(TASK INSTRUCTIONS) Lift out each line of the data that holds "Canastota".

(SUPPLIED ENTRIES)
========

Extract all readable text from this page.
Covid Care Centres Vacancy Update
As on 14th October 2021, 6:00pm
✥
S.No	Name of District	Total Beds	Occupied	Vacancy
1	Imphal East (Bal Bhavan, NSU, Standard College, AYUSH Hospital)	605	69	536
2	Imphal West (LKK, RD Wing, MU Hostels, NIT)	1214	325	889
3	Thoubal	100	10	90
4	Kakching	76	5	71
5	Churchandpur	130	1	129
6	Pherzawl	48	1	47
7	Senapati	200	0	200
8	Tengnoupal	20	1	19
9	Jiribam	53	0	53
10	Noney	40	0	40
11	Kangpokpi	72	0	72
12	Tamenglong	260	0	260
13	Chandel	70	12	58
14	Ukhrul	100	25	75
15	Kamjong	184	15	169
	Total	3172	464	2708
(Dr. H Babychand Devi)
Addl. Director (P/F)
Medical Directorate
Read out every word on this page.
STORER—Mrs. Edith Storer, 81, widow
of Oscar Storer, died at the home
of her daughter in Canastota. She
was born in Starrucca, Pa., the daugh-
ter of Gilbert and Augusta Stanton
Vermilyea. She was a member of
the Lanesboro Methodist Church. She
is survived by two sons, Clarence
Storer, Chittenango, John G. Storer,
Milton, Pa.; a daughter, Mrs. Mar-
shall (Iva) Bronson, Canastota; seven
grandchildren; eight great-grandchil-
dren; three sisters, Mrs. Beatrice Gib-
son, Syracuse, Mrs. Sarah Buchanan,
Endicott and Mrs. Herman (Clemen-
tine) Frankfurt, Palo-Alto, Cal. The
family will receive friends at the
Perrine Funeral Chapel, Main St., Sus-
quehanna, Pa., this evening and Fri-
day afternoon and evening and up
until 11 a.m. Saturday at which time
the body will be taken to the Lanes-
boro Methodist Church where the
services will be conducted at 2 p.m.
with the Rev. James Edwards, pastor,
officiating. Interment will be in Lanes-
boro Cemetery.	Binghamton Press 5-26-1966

========

(CORRECT RESULT)
of her daughter in Canastota. She
shall (Iva) Bronson, Canastota; seven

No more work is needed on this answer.